-- Start of GIVEN DATA --
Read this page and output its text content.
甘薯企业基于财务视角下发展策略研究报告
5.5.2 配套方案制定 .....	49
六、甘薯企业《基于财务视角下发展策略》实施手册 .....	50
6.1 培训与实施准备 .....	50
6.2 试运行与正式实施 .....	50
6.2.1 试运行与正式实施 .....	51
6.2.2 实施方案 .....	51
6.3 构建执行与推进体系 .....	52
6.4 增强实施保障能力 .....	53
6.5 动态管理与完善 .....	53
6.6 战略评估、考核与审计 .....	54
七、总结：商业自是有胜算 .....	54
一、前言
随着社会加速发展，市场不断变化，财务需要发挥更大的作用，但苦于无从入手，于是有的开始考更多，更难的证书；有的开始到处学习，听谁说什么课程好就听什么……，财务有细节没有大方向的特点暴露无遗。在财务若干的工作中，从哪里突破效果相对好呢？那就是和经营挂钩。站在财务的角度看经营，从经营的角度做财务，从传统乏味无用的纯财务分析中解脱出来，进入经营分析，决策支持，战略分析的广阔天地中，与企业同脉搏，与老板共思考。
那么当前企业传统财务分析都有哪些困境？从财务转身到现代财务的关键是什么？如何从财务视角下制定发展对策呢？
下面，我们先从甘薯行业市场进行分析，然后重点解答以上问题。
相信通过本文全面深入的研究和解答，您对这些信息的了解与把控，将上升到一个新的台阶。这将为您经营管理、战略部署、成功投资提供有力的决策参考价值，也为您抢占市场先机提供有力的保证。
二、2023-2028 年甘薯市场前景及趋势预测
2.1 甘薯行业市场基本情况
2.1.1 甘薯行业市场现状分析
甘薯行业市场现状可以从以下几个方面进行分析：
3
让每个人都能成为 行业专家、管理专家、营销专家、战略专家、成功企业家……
-- End of GIVEN DATA --
WRITTEN TASK: Here, the records must be output exactly and in full.

TASK RESPONSE:
Read this page and output its text content.
甘薯企业基于财务视角下发展策略研究报告
5.5.2 配套方案制定 .....	49
六、甘薯企业《基于财务视角下发展策略》实施手册 .....	50
6.1 培训与实施准备 .....	50
6.2 试运行与正式实施 .....	50
6.2.1 试运行与正式实施 .....	51
6.2.2 实施方案 .....	51
6.3 构建执行与推进体系 .....	52
6.4 增强实施保障能力 .....	53
6.5 动态管理与完善 .....	53
6.6 战略评估、考核与审计 .....	54
七、总结：商业自是有胜算 .....	54
一、前言
随着社会加速发展，市场不断变化，财务需要发挥更大的作用，但苦于无从入手，于是有的开始考更多，更难的证书；有的开始到处学习，听谁说什么课程好就听什么……，财务有细节没有大方向的特点暴露无遗。在财务若干的工作中，从哪里突破效果相对好呢？那就是和经营挂钩。站在财务的角度看经营，从经营的角度做财务，从传统乏味无用的纯财务分析中解脱出来，进入经营分析，决策支持，战略分析的广阔天地中，与企业同脉搏，与老板共思考。
那么当前企业传统财务分析都有哪些困境？从财务转身到现代财务的关键是什么？如何从财务视角下制定发展对策呢？
下面，我们先从甘薯行业市场进行分析，然后重点解答以上问题。
相信通过本文全面深入的研究和解答，您对这些信息的了解与把控，将上升到一个新的台阶。这将为您经营管理、战略部署、成功投资提供有力的决策参考价值，也为您抢占市场先机提供有力的保证。
二、2023-2028 年甘薯市场前景及趋势预测
2.1 甘薯行业市场基本情况
2.1.1 甘薯行业市场现状分析
甘薯行业市场现状可以从以下几个方面进行分析：
3
让每个人都能成为 行业专家、管理专家、营销专家、战略专家、成功企业家……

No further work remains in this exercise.